## PROBLEM STATEMENT
Check every line of the data below for the string "Aysén", and copy the ones that hold it.

## DATA LINES

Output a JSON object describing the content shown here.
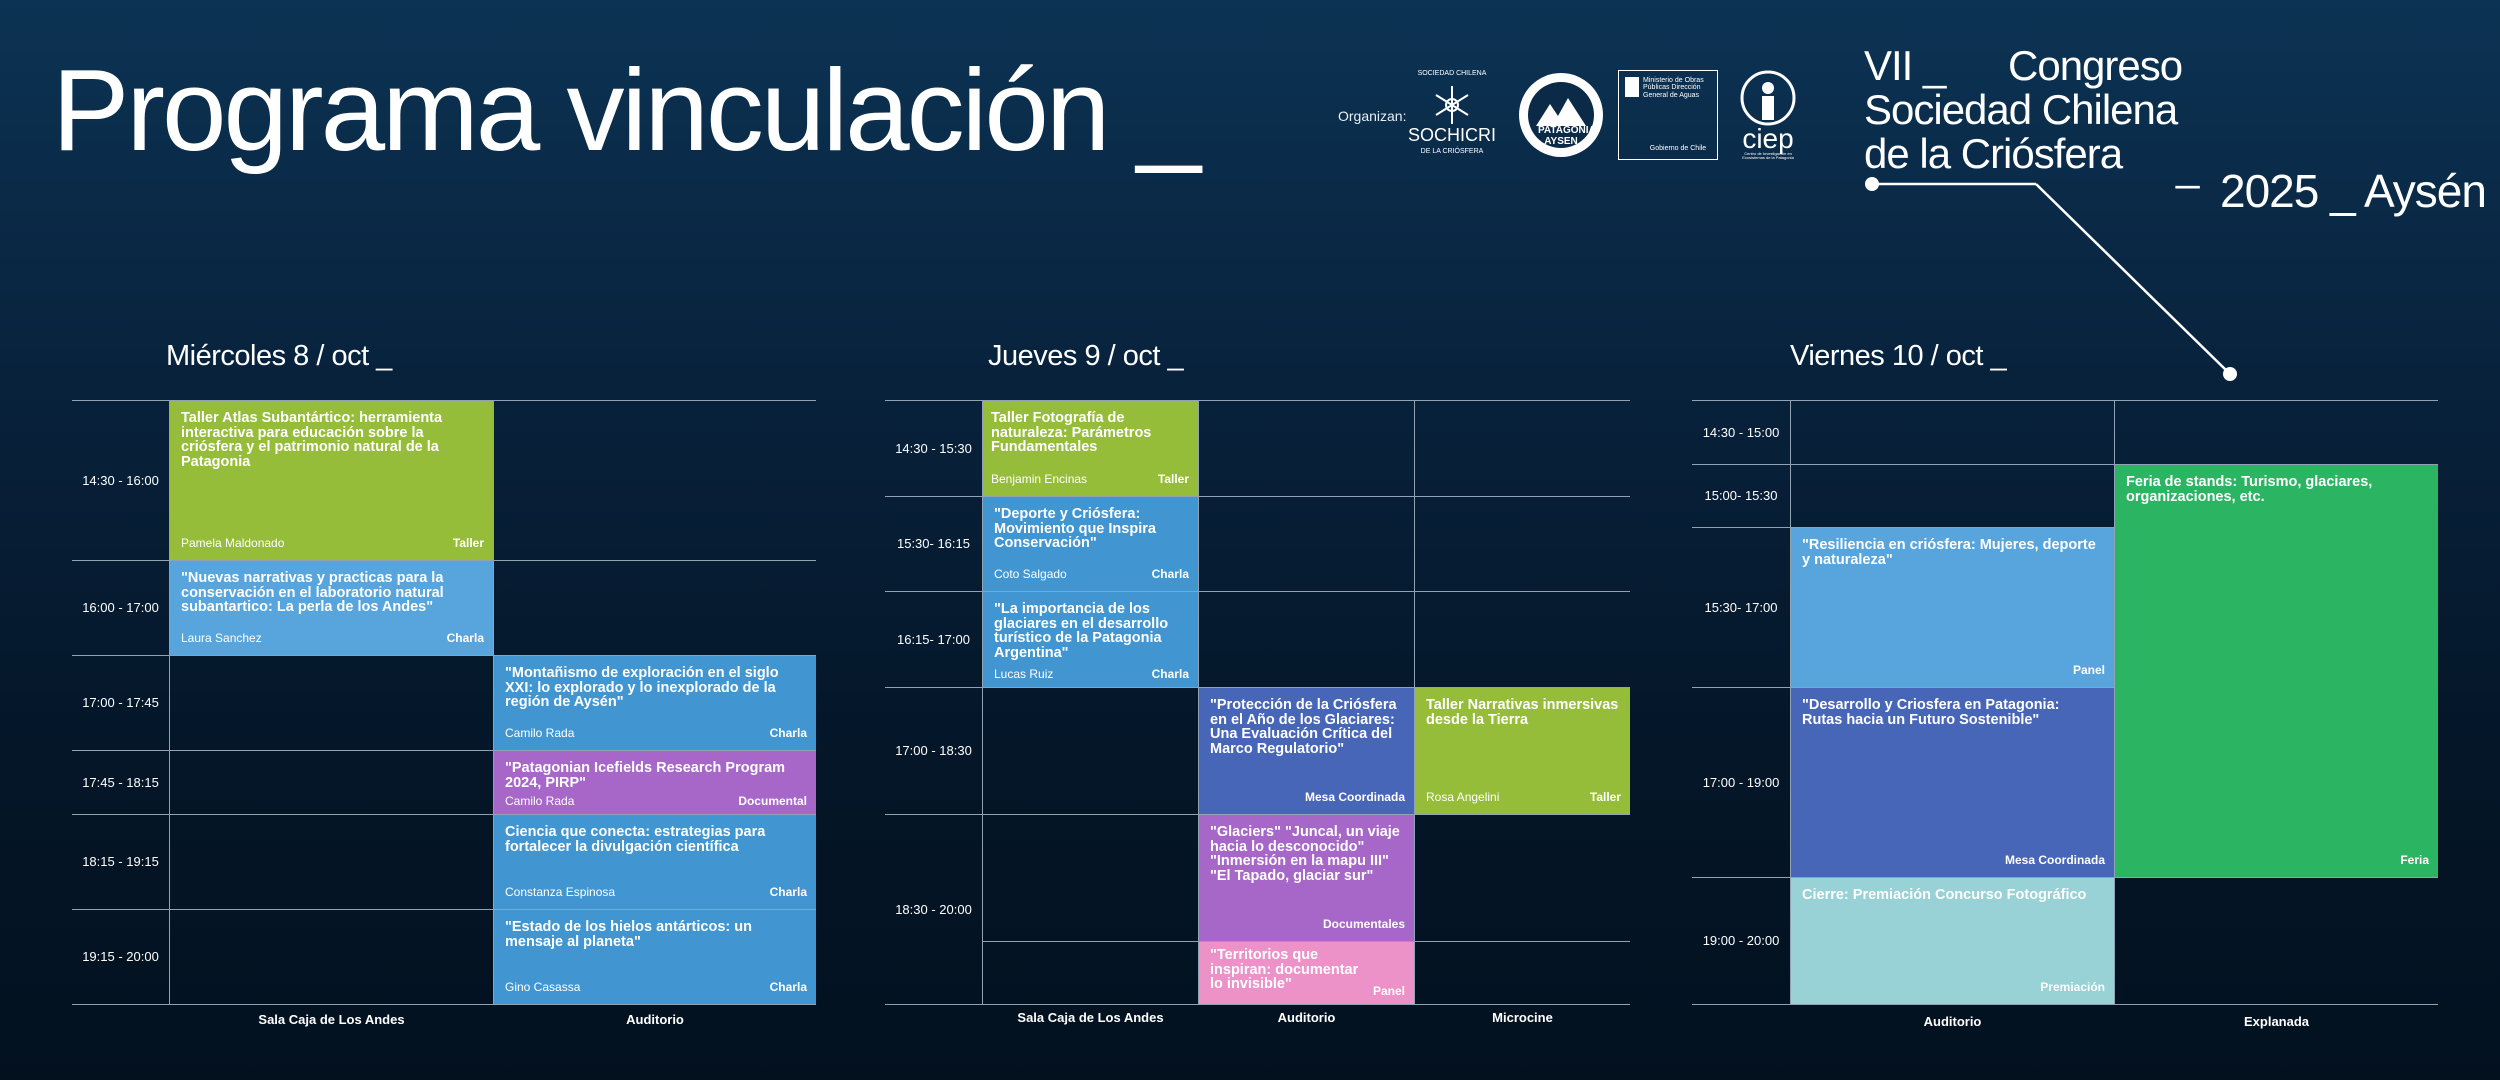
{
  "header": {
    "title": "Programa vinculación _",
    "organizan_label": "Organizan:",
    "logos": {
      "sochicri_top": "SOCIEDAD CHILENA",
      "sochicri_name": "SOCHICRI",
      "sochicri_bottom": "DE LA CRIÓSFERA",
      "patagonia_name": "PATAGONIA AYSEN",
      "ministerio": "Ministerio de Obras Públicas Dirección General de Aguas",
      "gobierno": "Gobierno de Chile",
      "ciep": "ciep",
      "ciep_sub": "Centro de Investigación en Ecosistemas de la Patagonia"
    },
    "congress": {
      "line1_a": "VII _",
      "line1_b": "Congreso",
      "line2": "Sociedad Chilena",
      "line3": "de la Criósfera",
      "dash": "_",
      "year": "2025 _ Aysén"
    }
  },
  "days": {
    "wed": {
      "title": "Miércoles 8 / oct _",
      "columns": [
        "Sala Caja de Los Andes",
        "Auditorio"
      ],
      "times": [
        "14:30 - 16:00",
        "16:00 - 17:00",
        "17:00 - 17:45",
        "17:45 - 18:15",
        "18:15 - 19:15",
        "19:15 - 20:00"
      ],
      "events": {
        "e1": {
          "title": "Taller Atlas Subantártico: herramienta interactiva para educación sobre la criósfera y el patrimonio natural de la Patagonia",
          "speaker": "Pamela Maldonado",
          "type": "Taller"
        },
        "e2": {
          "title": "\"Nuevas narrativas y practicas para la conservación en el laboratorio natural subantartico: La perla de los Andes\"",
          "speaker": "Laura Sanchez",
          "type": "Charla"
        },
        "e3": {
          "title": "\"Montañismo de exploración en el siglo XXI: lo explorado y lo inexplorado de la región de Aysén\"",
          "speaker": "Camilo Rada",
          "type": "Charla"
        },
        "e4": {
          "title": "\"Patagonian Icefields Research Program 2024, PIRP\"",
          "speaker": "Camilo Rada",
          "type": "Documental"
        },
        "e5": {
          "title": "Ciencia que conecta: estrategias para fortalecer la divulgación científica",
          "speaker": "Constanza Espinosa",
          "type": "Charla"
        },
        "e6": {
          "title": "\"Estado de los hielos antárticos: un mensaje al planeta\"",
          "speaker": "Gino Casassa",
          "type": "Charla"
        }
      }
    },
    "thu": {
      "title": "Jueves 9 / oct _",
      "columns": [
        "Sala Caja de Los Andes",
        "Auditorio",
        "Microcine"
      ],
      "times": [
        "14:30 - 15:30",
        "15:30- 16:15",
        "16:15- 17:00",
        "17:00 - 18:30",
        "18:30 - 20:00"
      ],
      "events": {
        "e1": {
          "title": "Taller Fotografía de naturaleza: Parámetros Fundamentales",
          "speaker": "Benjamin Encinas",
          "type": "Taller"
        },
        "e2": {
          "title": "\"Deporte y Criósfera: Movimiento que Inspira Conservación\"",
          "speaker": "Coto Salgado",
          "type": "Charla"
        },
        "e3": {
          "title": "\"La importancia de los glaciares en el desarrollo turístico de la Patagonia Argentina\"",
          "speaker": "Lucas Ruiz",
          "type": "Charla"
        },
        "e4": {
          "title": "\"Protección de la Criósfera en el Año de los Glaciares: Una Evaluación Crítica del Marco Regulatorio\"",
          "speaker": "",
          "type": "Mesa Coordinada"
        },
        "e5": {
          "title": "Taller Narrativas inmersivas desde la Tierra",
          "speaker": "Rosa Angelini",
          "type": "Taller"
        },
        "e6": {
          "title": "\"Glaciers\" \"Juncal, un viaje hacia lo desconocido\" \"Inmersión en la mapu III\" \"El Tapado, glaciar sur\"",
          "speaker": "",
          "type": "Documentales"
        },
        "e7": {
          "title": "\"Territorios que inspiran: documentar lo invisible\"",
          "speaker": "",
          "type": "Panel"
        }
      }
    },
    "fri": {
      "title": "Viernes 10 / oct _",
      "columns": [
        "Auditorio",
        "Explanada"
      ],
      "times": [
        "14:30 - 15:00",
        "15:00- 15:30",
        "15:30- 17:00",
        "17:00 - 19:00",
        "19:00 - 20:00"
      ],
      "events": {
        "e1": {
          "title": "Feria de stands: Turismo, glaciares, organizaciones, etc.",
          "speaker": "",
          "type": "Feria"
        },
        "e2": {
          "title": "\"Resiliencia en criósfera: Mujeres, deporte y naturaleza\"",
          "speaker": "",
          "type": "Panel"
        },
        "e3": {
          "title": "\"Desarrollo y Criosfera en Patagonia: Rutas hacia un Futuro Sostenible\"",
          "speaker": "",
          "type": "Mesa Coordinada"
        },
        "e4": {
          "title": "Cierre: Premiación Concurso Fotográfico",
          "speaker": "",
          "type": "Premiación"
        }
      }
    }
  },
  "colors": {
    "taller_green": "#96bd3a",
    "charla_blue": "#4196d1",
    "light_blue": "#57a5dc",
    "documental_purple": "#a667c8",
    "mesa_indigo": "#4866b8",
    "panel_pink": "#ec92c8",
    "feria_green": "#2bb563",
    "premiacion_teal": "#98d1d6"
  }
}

--

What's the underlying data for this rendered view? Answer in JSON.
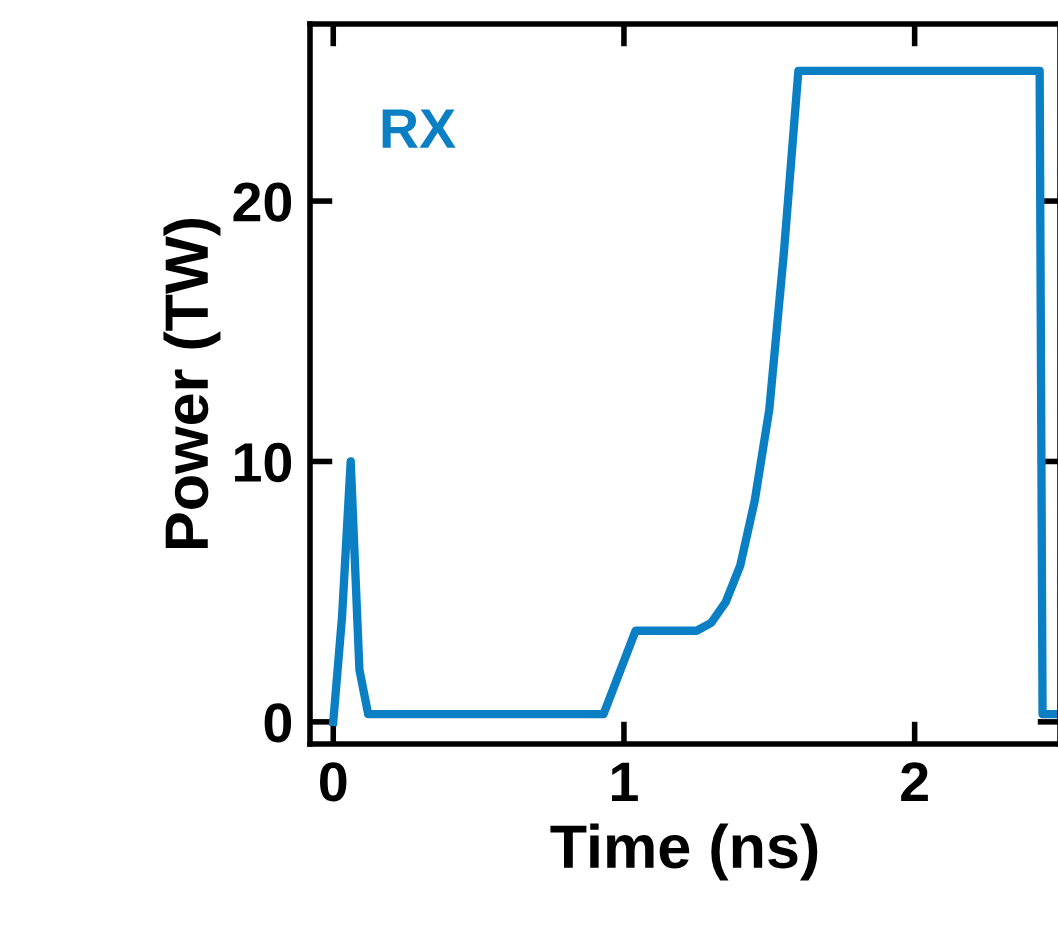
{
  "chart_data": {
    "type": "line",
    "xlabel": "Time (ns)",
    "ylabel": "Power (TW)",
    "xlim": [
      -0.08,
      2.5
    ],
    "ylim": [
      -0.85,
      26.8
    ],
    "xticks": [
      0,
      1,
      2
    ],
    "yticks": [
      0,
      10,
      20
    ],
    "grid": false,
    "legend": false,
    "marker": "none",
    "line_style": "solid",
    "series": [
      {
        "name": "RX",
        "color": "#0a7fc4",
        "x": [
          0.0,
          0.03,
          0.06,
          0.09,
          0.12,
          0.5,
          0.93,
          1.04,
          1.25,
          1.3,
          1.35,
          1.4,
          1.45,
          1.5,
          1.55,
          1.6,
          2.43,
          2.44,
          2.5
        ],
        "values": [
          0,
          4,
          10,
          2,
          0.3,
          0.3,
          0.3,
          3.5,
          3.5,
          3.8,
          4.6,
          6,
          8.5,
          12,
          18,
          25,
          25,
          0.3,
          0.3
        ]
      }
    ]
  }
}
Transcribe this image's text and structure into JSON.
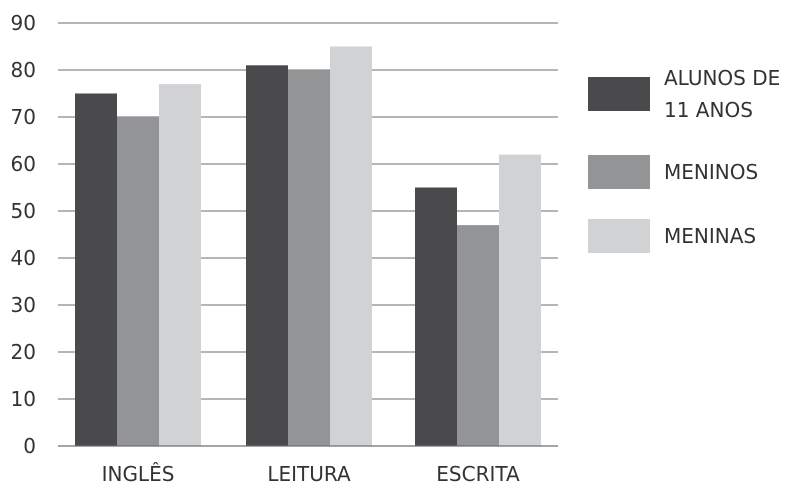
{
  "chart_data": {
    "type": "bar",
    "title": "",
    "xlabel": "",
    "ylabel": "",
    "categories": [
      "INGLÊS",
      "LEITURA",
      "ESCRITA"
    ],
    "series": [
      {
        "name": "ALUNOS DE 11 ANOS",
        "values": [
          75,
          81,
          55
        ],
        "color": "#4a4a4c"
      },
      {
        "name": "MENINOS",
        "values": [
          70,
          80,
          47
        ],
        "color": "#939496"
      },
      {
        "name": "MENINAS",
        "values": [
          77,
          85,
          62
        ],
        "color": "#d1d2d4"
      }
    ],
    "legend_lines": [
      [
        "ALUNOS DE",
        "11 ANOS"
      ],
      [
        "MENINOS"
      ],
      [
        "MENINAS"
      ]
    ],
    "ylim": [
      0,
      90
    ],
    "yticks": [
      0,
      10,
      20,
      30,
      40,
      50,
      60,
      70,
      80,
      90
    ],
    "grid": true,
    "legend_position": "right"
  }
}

## COMPLETE OUTPUT
      "year": "2025 _ Aysén"
          "title": "\"Montañismo de exploración en el siglo XXI: lo explorado y lo inexplorado de la región de Aysén\"",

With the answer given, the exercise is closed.